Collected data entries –
________________________
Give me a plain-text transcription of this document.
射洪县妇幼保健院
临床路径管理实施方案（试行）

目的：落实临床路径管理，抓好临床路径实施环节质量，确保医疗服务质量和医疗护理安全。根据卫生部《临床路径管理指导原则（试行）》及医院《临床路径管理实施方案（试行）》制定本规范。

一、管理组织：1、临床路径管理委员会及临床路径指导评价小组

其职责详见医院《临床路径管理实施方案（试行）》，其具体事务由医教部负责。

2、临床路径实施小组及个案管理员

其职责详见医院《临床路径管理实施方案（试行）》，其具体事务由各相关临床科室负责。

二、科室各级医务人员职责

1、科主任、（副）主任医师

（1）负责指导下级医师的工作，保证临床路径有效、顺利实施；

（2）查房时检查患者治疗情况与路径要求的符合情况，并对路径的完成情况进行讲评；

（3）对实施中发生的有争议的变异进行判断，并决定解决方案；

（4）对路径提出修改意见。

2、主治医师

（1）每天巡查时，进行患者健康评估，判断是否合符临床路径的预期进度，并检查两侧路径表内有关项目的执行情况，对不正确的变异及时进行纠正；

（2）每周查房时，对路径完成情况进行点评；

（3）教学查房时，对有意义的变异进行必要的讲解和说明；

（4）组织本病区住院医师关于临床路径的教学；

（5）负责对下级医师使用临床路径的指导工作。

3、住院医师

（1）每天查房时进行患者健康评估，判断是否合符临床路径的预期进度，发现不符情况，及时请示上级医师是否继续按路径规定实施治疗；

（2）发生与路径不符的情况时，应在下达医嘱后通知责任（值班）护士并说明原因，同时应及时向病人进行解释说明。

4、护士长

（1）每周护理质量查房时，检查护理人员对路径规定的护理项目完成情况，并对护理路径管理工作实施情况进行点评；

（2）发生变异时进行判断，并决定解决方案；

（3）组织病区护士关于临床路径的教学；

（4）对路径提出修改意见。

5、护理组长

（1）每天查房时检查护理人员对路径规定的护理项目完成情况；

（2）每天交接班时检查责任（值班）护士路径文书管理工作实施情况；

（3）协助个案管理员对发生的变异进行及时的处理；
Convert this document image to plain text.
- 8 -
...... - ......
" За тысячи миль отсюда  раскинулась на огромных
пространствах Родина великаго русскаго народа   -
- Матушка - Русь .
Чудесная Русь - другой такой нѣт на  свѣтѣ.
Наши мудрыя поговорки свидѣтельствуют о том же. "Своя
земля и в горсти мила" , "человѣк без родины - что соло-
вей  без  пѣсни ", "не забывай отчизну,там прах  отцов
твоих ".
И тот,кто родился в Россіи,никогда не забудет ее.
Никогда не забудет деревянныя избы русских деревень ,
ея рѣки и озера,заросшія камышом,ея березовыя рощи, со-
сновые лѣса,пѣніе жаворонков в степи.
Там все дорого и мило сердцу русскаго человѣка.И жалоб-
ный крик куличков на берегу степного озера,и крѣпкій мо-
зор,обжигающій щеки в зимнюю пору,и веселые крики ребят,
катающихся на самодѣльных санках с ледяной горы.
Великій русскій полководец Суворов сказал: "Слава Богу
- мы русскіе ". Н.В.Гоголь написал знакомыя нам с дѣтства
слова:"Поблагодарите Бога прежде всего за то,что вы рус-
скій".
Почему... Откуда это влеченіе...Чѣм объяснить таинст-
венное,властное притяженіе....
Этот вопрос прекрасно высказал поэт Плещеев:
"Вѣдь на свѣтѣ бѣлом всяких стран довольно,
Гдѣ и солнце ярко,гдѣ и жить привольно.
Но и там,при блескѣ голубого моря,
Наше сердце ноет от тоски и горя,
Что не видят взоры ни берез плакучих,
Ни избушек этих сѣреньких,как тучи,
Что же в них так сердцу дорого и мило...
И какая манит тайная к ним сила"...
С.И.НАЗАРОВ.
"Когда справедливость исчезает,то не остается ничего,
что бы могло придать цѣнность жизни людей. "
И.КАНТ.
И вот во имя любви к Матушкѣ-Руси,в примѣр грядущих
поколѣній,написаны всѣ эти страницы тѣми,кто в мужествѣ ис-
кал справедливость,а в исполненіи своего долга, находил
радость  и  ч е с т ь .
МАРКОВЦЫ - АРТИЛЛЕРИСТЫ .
________________________
Task directions –
Retype the listing exactly, in full.

Written reply –
Give me a plain-text transcription of this document.
射洪县妇幼保健院
临床路径管理实施方案（试行）

目的：落实临床路径管理，抓好临床路径实施环节质量，确保医疗服务质量和医疗护理安全。根据卫生部《临床路径管理指导原则（试行）》及医院《临床路径管理实施方案（试行）》制定本规范。

一、管理组织：1、临床路径管理委员会及临床路径指导评价小组

其职责详见医院《临床路径管理实施方案（试行）》，其具体事务由医教部负责。

2、临床路径实施小组及个案管理员

其职责详见医院《临床路径管理实施方案（试行）》，其具体事务由各相关临床科室负责。

二、科室各级医务人员职责

1、科主任、（副）主任医师

（1）负责指导下级医师的工作，保证临床路径有效、顺利实施；

（2）查房时检查患者治疗情况与路径要求的符合情况，并对路径的完成情况进行讲评；

（3）对实施中发生的有争议的变异进行判断，并决定解决方案；

（4）对路径提出修改意见。

2、主治医师

（1）每天巡查时，进行患者健康评估，判断是否合符临床路径的预期进度，并检查两侧路径表内有关项目的执行情况，对不正确的变异及时进行纠正；

（2）每周查房时，对路径完成情况进行点评；

（3）教学查房时，对有意义的变异进行必要的讲解和说明；

（4）组织本病区住院医师关于临床路径的教学；

（5）负责对下级医师使用临床路径的指导工作。

3、住院医师

（1）每天查房时进行患者健康评估，判断是否合符临床路径的预期进度，发现不符情况，及时请示上级医师是否继续按路径规定实施治疗；

（2）发生与路径不符的情况时，应在下达医嘱后通知责任（值班）护士并说明原因，同时应及时向病人进行解释说明。

4、护士长

（1）每周护理质量查房时，检查护理人员对路径规定的护理项目完成情况，并对护理路径管理工作实施情况进行点评；

（2）发生变异时进行判断，并决定解决方案；

（3）组织病区护士关于临床路径的教学；

（4）对路径提出修改意见。

5、护理组长

（1）每天查房时检查护理人员对路径规定的护理项目完成情况；

（2）每天交接班时检查责任（值班）护士路径文书管理工作实施情况；

（3）协助个案管理员对发生的变异进行及时的处理；
Convert this document image to plain text.
- 8 -
...... - ......
" За тысячи миль отсюда  раскинулась на огромных
пространствах Родина великаго русскаго народа   -
- Матушка - Русь .
Чудесная Русь - другой такой нѣт на  свѣтѣ.
Наши мудрыя поговорки свидѣтельствуют о том же. "Своя
земля и в горсти мила" , "человѣк без родины - что соло-
вей  без  пѣсни ", "не забывай отчизну,там прах  отцов
твоих ".
И тот,кто родился в Россіи,никогда не забудет ее.
Никогда не забудет деревянныя избы русских деревень ,
ея рѣки и озера,заросшія камышом,ея березовыя рощи, со-
сновые лѣса,пѣніе жаворонков в степи.
Там все дорого и мило сердцу русскаго человѣка.И жалоб-
ный крик куличков на берегу степного озера,и крѣпкій мо-
зор,обжигающій щеки в зимнюю пору,и веселые крики ребят,
катающихся на самодѣльных санках с ледяной горы.
Великій русскій полководец Суворов сказал: "Слава Богу
- мы русскіе ". Н.В.Гоголь написал знакомыя нам с дѣтства
слова:"Поблагодарите Бога прежде всего за то,что вы рус-
скій".
Почему... Откуда это влеченіе...Чѣм объяснить таинст-
венное,властное притяженіе....
Этот вопрос прекрасно высказал поэт Плещеев:
"Вѣдь на свѣтѣ бѣлом всяких стран довольно,
Гдѣ и солнце ярко,гдѣ и жить привольно.
Но и там,при блескѣ голубого моря,
Наше сердце ноет от тоски и горя,
Что не видят взоры ни берез плакучих,
Ни избушек этих сѣреньких,как тучи,
Что же в них так сердцу дорого и мило...
И какая манит тайная к ним сила"...
С.И.НАЗАРОВ.
"Когда справедливость исчезает,то не остается ничего,
что бы могло придать цѣнность жизни людей. "
И.КАНТ.
И вот во имя любви к Матушкѣ-Руси,в примѣр грядущих
поколѣній,написаны всѣ эти страницы тѣми,кто в мужествѣ ис-
кал справедливость,а в исполненіи своего долга, находил
радость  и  ч е с т ь .
МАРКОВЦЫ - АРТИЛЛЕРИСТЫ .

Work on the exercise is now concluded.